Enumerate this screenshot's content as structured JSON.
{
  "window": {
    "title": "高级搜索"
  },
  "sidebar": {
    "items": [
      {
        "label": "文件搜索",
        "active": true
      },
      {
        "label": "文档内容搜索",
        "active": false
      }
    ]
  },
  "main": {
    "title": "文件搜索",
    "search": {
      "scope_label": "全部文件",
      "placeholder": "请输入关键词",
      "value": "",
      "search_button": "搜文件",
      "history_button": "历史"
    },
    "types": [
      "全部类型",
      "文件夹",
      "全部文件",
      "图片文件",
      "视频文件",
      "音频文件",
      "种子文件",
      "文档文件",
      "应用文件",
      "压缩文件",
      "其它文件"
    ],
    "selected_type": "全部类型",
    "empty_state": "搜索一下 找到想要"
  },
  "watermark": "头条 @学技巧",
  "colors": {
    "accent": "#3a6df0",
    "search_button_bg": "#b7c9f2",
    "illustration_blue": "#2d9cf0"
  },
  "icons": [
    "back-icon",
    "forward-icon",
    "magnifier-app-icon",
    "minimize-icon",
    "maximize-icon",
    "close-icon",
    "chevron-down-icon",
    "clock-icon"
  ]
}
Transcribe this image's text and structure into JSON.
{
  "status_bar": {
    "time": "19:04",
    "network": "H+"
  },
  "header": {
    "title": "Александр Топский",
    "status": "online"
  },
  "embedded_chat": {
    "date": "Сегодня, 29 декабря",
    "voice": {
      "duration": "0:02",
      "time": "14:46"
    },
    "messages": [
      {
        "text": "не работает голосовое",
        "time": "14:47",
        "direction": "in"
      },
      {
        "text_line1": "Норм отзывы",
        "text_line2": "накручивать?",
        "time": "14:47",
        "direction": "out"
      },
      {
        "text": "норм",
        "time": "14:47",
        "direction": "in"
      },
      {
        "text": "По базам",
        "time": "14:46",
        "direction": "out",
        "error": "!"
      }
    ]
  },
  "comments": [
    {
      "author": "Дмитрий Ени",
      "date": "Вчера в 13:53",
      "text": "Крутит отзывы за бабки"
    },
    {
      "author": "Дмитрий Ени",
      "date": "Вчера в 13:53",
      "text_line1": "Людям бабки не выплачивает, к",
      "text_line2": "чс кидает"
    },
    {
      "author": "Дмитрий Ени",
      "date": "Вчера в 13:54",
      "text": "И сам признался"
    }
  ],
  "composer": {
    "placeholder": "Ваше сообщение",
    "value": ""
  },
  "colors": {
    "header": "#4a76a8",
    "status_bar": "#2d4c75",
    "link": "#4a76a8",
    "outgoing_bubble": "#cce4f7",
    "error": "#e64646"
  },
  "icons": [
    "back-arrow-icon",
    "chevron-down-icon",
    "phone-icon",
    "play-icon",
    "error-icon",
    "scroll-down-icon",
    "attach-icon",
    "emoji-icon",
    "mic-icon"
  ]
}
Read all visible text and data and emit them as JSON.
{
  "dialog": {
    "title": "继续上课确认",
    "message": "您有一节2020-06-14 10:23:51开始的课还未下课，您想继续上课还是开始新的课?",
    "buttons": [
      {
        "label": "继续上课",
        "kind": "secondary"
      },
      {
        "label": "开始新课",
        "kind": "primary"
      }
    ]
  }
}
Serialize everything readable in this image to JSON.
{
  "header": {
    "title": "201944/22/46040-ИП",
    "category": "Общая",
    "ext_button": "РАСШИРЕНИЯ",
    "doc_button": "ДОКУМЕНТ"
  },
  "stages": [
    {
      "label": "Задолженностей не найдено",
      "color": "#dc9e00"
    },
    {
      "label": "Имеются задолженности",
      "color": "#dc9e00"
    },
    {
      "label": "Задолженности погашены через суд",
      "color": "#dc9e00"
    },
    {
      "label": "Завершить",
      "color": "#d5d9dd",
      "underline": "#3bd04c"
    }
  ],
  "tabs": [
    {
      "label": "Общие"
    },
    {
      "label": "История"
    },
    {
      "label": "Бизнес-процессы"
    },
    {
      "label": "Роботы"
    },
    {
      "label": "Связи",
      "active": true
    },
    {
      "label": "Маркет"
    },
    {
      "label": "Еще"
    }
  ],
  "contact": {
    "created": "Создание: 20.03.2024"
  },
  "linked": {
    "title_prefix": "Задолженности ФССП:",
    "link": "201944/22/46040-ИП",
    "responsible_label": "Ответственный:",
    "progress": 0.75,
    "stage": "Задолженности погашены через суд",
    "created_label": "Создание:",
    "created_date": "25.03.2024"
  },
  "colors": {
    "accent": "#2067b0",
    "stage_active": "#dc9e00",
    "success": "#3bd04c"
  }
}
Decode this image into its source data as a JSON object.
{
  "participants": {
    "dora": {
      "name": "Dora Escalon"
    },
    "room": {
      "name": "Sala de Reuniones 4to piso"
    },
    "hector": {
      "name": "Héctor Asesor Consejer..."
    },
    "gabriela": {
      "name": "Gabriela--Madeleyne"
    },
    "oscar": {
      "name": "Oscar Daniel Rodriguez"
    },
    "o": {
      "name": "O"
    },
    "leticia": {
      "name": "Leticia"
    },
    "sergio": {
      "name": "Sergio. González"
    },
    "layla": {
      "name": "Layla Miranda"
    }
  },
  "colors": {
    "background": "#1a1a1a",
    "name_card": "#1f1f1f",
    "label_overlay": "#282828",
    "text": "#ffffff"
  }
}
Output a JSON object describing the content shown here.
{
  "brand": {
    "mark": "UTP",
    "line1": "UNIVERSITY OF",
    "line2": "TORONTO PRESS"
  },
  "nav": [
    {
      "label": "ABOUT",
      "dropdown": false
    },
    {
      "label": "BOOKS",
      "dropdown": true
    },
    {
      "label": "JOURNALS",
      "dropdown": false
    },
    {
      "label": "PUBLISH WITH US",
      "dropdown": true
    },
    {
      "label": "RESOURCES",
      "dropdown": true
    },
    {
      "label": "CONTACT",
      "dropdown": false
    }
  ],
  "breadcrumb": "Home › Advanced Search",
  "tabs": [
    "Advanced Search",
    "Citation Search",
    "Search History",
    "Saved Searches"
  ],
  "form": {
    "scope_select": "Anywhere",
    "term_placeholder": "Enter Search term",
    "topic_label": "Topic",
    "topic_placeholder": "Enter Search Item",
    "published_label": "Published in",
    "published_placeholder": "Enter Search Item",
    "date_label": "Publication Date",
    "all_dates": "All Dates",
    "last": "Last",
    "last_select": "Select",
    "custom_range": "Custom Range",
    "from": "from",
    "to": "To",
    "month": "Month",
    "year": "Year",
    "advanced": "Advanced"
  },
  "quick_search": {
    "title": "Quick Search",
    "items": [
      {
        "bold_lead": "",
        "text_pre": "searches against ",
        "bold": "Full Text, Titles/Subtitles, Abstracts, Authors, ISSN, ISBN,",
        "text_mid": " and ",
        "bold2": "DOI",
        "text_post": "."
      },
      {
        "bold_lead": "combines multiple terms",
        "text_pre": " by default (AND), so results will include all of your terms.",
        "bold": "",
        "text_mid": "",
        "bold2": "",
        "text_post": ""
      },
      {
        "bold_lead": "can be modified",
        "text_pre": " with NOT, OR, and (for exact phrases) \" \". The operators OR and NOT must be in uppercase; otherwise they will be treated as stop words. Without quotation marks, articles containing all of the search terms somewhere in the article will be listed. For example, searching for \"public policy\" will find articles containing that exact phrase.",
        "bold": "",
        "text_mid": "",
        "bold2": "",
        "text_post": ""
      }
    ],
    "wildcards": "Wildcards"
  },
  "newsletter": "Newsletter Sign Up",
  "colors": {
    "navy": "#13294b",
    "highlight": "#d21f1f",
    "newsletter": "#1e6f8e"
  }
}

§ **Task to complete**
Word for word, restate all of the data shown above.

§ **Response below**
Enumerate this screenshot's content as structured JSON.
{
  "window": {
    "title": "高级搜索"
  },
  "sidebar": {
    "items": [
      {
        "label": "文件搜索",
        "active": true
      },
      {
        "label": "文档内容搜索",
        "active": false
      }
    ]
  },
  "main": {
    "title": "文件搜索",
    "search": {
      "scope_label": "全部文件",
      "placeholder": "请输入关键词",
      "value": "",
      "search_button": "搜文件",
      "history_button": "历史"
    },
    "types": [
      "全部类型",
      "文件夹",
      "全部文件",
      "图片文件",
      "视频文件",
      "音频文件",
      "种子文件",
      "文档文件",
      "应用文件",
      "压缩文件",
      "其它文件"
    ],
    "selected_type": "全部类型",
    "empty_state": "搜索一下 找到想要"
  },
  "watermark": "头条 @学技巧",
  "colors": {
    "accent": "#3a6df0",
    "search_button_bg": "#b7c9f2",
    "illustration_blue": "#2d9cf0"
  },
  "icons": [
    "back-icon",
    "forward-icon",
    "magnifier-app-icon",
    "minimize-icon",
    "maximize-icon",
    "close-icon",
    "chevron-down-icon",
    "clock-icon"
  ]
}
Transcribe this image's text and structure into JSON.
{
  "status_bar": {
    "time": "19:04",
    "network": "H+"
  },
  "header": {
    "title": "Александр Топский",
    "status": "online"
  },
  "embedded_chat": {
    "date": "Сегодня, 29 декабря",
    "voice": {
      "duration": "0:02",
      "time": "14:46"
    },
    "messages": [
      {
        "text": "не работает голосовое",
        "time": "14:47",
        "direction": "in"
      },
      {
        "text_line1": "Норм отзывы",
        "text_line2": "накручивать?",
        "time": "14:47",
        "direction": "out"
      },
      {
        "text": "норм",
        "time": "14:47",
        "direction": "in"
      },
      {
        "text": "По базам",
        "time": "14:46",
        "direction": "out",
        "error": "!"
      }
    ]
  },
  "comments": [
    {
      "author": "Дмитрий Ени",
      "date": "Вчера в 13:53",
      "text": "Крутит отзывы за бабки"
    },
    {
      "author": "Дмитрий Ени",
      "date": "Вчера в 13:53",
      "text_line1": "Людям бабки не выплачивает, к",
      "text_line2": "чс кидает"
    },
    {
      "author": "Дмитрий Ени",
      "date": "Вчера в 13:54",
      "text": "И сам признался"
    }
  ],
  "composer": {
    "placeholder": "Ваше сообщение",
    "value": ""
  },
  "colors": {
    "header": "#4a76a8",
    "status_bar": "#2d4c75",
    "link": "#4a76a8",
    "outgoing_bubble": "#cce4f7",
    "error": "#e64646"
  },
  "icons": [
    "back-arrow-icon",
    "chevron-down-icon",
    "phone-icon",
    "play-icon",
    "error-icon",
    "scroll-down-icon",
    "attach-icon",
    "emoji-icon",
    "mic-icon"
  ]
}
Read all visible text and data and emit them as JSON.
{
  "dialog": {
    "title": "继续上课确认",
    "message": "您有一节2020-06-14 10:23:51开始的课还未下课，您想继续上课还是开始新的课?",
    "buttons": [
      {
        "label": "继续上课",
        "kind": "secondary"
      },
      {
        "label": "开始新课",
        "kind": "primary"
      }
    ]
  }
}
Serialize everything readable in this image to JSON.
{
  "header": {
    "title": "201944/22/46040-ИП",
    "category": "Общая",
    "ext_button": "РАСШИРЕНИЯ",
    "doc_button": "ДОКУМЕНТ"
  },
  "stages": [
    {
      "label": "Задолженностей не найдено",
      "color": "#dc9e00"
    },
    {
      "label": "Имеются задолженности",
      "color": "#dc9e00"
    },
    {
      "label": "Задолженности погашены через суд",
      "color": "#dc9e00"
    },
    {
      "label": "Завершить",
      "color": "#d5d9dd",
      "underline": "#3bd04c"
    }
  ],
  "tabs": [
    {
      "label": "Общие"
    },
    {
      "label": "История"
    },
    {
      "label": "Бизнес-процессы"
    },
    {
      "label": "Роботы"
    },
    {
      "label": "Связи",
      "active": true
    },
    {
      "label": "Маркет"
    },
    {
      "label": "Еще"
    }
  ],
  "contact": {
    "created": "Создание: 20.03.2024"
  },
  "linked": {
    "title_prefix": "Задолженности ФССП:",
    "link": "201944/22/46040-ИП",
    "responsible_label": "Ответственный:",
    "progress": 0.75,
    "stage": "Задолженности погашены через суд",
    "created_label": "Создание:",
    "created_date": "25.03.2024"
  },
  "colors": {
    "accent": "#2067b0",
    "stage_active": "#dc9e00",
    "success": "#3bd04c"
  }
}
Decode this image into its source data as a JSON object.
{
  "participants": {
    "dora": {
      "name": "Dora Escalon"
    },
    "room": {
      "name": "Sala de Reuniones 4to piso"
    },
    "hector": {
      "name": "Héctor Asesor Consejer..."
    },
    "gabriela": {
      "name": "Gabriela--Madeleyne"
    },
    "oscar": {
      "name": "Oscar Daniel Rodriguez"
    },
    "o": {
      "name": "O"
    },
    "leticia": {
      "name": "Leticia"
    },
    "sergio": {
      "name": "Sergio. González"
    },
    "layla": {
      "name": "Layla Miranda"
    }
  },
  "colors": {
    "background": "#1a1a1a",
    "name_card": "#1f1f1f",
    "label_overlay": "#282828",
    "text": "#ffffff"
  }
}
Output a JSON object describing the content shown here.
{
  "brand": {
    "mark": "UTP",
    "line1": "UNIVERSITY OF",
    "line2": "TORONTO PRESS"
  },
  "nav": [
    {
      "label": "ABOUT",
      "dropdown": false
    },
    {
      "label": "BOOKS",
      "dropdown": true
    },
    {
      "label": "JOURNALS",
      "dropdown": false
    },
    {
      "label": "PUBLISH WITH US",
      "dropdown": true
    },
    {
      "label": "RESOURCES",
      "dropdown": true
    },
    {
      "label": "CONTACT",
      "dropdown": false
    }
  ],
  "breadcrumb": "Home › Advanced Search",
  "tabs": [
    "Advanced Search",
    "Citation Search",
    "Search History",
    "Saved Searches"
  ],
  "form": {
    "scope_select": "Anywhere",
    "term_placeholder": "Enter Search term",
    "topic_label": "Topic",
    "topic_placeholder": "Enter Search Item",
    "published_label": "Published in",
    "published_placeholder": "Enter Search Item",
    "date_label": "Publication Date",
    "all_dates": "All Dates",
    "last": "Last",
    "last_select": "Select",
    "custom_range": "Custom Range",
    "from": "from",
    "to": "To",
    "month": "Month",
    "year": "Year",
    "advanced": "Advanced"
  },
  "quick_search": {
    "title": "Quick Search",
    "items": [
      {
        "bold_lead": "",
        "text_pre": "searches against ",
        "bold": "Full Text, Titles/Subtitles, Abstracts, Authors, ISSN, ISBN,",
        "text_mid": " and ",
        "bold2": "DOI",
        "text_post": "."
      },
      {
        "bold_lead": "combines multiple terms",
        "text_pre": " by default (AND), so results will include all of your terms.",
        "bold": "",
        "text_mid": "",
        "bold2": "",
        "text_post": ""
      },
      {
        "bold_lead": "can be modified",
        "text_pre": " with NOT, OR, and (for exact phrases) \" \". The operators OR and NOT must be in uppercase; otherwise they will be treated as stop words. Without quotation marks, articles containing all of the search terms somewhere in the article will be listed. For example, searching for \"public policy\" will find articles containing that exact phrase.",
        "bold": "",
        "text_mid": "",
        "bold2": "",
        "text_post": ""
      }
    ],
    "wildcards": "Wildcards"
  },
  "newsletter": "Newsletter Sign Up",
  "colors": {
    "navy": "#13294b",
    "highlight": "#d21f1f",
    "newsletter": "#1e6f8e"
  }
}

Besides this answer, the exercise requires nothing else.